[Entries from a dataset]

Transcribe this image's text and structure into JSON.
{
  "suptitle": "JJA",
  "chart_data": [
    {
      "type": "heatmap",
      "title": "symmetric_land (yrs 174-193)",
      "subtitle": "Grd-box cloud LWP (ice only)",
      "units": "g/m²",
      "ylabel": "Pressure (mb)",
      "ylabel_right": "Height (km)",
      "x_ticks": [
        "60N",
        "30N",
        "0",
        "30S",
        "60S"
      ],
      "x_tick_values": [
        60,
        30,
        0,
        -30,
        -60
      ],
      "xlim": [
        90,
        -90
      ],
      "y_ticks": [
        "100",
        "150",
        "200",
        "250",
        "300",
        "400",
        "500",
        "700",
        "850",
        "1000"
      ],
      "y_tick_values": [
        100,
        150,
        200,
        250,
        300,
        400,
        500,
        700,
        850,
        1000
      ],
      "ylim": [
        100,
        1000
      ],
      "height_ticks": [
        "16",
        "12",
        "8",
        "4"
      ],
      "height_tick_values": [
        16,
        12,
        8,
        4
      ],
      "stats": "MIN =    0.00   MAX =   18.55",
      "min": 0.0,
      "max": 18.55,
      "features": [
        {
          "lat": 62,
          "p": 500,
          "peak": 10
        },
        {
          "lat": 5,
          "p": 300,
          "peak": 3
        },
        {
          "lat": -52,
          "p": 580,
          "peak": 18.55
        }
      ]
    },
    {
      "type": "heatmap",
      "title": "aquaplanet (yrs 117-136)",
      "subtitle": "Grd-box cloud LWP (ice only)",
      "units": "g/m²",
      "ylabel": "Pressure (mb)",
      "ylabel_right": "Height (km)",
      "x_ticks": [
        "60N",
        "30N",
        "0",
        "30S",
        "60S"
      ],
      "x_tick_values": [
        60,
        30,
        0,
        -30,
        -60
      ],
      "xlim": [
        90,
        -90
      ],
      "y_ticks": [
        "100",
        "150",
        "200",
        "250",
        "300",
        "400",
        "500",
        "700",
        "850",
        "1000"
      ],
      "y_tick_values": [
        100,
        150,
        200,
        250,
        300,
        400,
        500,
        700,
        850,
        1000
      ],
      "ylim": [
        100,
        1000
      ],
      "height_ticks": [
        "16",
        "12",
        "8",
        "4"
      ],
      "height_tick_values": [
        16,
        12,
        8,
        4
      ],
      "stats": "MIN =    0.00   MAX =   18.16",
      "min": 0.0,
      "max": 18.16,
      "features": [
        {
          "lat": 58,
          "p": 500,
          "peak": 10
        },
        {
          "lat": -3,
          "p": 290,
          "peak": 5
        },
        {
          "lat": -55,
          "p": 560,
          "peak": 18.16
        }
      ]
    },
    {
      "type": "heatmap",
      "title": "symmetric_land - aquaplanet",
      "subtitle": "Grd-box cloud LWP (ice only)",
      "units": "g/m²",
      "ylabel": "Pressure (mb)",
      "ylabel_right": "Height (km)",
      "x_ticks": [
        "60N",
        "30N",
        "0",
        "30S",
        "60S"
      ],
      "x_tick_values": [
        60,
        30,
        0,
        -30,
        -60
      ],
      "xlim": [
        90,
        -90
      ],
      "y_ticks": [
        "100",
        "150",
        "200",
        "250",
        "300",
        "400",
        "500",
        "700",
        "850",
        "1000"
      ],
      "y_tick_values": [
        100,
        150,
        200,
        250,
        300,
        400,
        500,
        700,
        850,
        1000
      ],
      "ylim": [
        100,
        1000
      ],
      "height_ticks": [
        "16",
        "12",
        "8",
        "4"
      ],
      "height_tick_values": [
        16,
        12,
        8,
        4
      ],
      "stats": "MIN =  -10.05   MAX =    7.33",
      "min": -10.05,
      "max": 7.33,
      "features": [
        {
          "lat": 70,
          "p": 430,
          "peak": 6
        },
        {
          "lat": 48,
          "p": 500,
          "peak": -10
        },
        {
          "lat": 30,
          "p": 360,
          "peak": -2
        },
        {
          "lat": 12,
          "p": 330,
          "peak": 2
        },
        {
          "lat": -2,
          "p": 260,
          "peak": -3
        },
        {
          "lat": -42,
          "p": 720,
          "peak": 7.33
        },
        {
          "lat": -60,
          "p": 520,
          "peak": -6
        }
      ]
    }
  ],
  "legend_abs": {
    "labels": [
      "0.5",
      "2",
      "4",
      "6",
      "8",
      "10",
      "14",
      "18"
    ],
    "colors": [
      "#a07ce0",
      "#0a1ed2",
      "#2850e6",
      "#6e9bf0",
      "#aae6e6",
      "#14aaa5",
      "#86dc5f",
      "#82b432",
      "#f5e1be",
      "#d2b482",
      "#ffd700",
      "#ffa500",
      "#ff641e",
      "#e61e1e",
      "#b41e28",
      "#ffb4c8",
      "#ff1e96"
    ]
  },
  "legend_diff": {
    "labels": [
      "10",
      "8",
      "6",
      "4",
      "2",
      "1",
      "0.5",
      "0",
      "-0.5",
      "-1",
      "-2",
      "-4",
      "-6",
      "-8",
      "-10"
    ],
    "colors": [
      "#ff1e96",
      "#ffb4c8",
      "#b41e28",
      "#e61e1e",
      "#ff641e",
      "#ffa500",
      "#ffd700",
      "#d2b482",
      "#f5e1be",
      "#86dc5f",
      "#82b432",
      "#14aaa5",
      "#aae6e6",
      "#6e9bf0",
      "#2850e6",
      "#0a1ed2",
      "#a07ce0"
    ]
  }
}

## Aim
Copy out each record from above, exactly.

## Task result
Transcribe this image's text and structure into JSON.
{
  "suptitle": "JJA",
  "chart_data": [
    {
      "type": "heatmap",
      "title": "symmetric_land (yrs 174-193)",
      "subtitle": "Grd-box cloud LWP (ice only)",
      "units": "g/m²",
      "ylabel": "Pressure (mb)",
      "ylabel_right": "Height (km)",
      "x_ticks": [
        "60N",
        "30N",
        "0",
        "30S",
        "60S"
      ],
      "x_tick_values": [
        60,
        30,
        0,
        -30,
        -60
      ],
      "xlim": [
        90,
        -90
      ],
      "y_ticks": [
        "100",
        "150",
        "200",
        "250",
        "300",
        "400",
        "500",
        "700",
        "850",
        "1000"
      ],
      "y_tick_values": [
        100,
        150,
        200,
        250,
        300,
        400,
        500,
        700,
        850,
        1000
      ],
      "ylim": [
        100,
        1000
      ],
      "height_ticks": [
        "16",
        "12",
        "8",
        "4"
      ],
      "height_tick_values": [
        16,
        12,
        8,
        4
      ],
      "stats": "MIN =    0.00   MAX =   18.55",
      "min": 0.0,
      "max": 18.55,
      "features": [
        {
          "lat": 62,
          "p": 500,
          "peak": 10
        },
        {
          "lat": 5,
          "p": 300,
          "peak": 3
        },
        {
          "lat": -52,
          "p": 580,
          "peak": 18.55
        }
      ]
    },
    {
      "type": "heatmap",
      "title": "aquaplanet (yrs 117-136)",
      "subtitle": "Grd-box cloud LWP (ice only)",
      "units": "g/m²",
      "ylabel": "Pressure (mb)",
      "ylabel_right": "Height (km)",
      "x_ticks": [
        "60N",
        "30N",
        "0",
        "30S",
        "60S"
      ],
      "x_tick_values": [
        60,
        30,
        0,
        -30,
        -60
      ],
      "xlim": [
        90,
        -90
      ],
      "y_ticks": [
        "100",
        "150",
        "200",
        "250",
        "300",
        "400",
        "500",
        "700",
        "850",
        "1000"
      ],
      "y_tick_values": [
        100,
        150,
        200,
        250,
        300,
        400,
        500,
        700,
        850,
        1000
      ],
      "ylim": [
        100,
        1000
      ],
      "height_ticks": [
        "16",
        "12",
        "8",
        "4"
      ],
      "height_tick_values": [
        16,
        12,
        8,
        4
      ],
      "stats": "MIN =    0.00   MAX =   18.16",
      "min": 0.0,
      "max": 18.16,
      "features": [
        {
          "lat": 58,
          "p": 500,
          "peak": 10
        },
        {
          "lat": -3,
          "p": 290,
          "peak": 5
        },
        {
          "lat": -55,
          "p": 560,
          "peak": 18.16
        }
      ]
    },
    {
      "type": "heatmap",
      "title": "symmetric_land - aquaplanet",
      "subtitle": "Grd-box cloud LWP (ice only)",
      "units": "g/m²",
      "ylabel": "Pressure (mb)",
      "ylabel_right": "Height (km)",
      "x_ticks": [
        "60N",
        "30N",
        "0",
        "30S",
        "60S"
      ],
      "x_tick_values": [
        60,
        30,
        0,
        -30,
        -60
      ],
      "xlim": [
        90,
        -90
      ],
      "y_ticks": [
        "100",
        "150",
        "200",
        "250",
        "300",
        "400",
        "500",
        "700",
        "850",
        "1000"
      ],
      "y_tick_values": [
        100,
        150,
        200,
        250,
        300,
        400,
        500,
        700,
        850,
        1000
      ],
      "ylim": [
        100,
        1000
      ],
      "height_ticks": [
        "16",
        "12",
        "8",
        "4"
      ],
      "height_tick_values": [
        16,
        12,
        8,
        4
      ],
      "stats": "MIN =  -10.05   MAX =    7.33",
      "min": -10.05,
      "max": 7.33,
      "features": [
        {
          "lat": 70,
          "p": 430,
          "peak": 6
        },
        {
          "lat": 48,
          "p": 500,
          "peak": -10
        },
        {
          "lat": 30,
          "p": 360,
          "peak": -2
        },
        {
          "lat": 12,
          "p": 330,
          "peak": 2
        },
        {
          "lat": -2,
          "p": 260,
          "peak": -3
        },
        {
          "lat": -42,
          "p": 720,
          "peak": 7.33
        },
        {
          "lat": -60,
          "p": 520,
          "peak": -6
        }
      ]
    }
  ],
  "legend_abs": {
    "labels": [
      "0.5",
      "2",
      "4",
      "6",
      "8",
      "10",
      "14",
      "18"
    ],
    "colors": [
      "#a07ce0",
      "#0a1ed2",
      "#2850e6",
      "#6e9bf0",
      "#aae6e6",
      "#14aaa5",
      "#86dc5f",
      "#82b432",
      "#f5e1be",
      "#d2b482",
      "#ffd700",
      "#ffa500",
      "#ff641e",
      "#e61e1e",
      "#b41e28",
      "#ffb4c8",
      "#ff1e96"
    ]
  },
  "legend_diff": {
    "labels": [
      "10",
      "8",
      "6",
      "4",
      "2",
      "1",
      "0.5",
      "0",
      "-0.5",
      "-1",
      "-2",
      "-4",
      "-6",
      "-8",
      "-10"
    ],
    "colors": [
      "#ff1e96",
      "#ffb4c8",
      "#b41e28",
      "#e61e1e",
      "#ff641e",
      "#ffa500",
      "#ffd700",
      "#d2b482",
      "#f5e1be",
      "#86dc5f",
      "#82b432",
      "#14aaa5",
      "#aae6e6",
      "#6e9bf0",
      "#2850e6",
      "#0a1ed2",
      "#a07ce0"
    ]
  }
}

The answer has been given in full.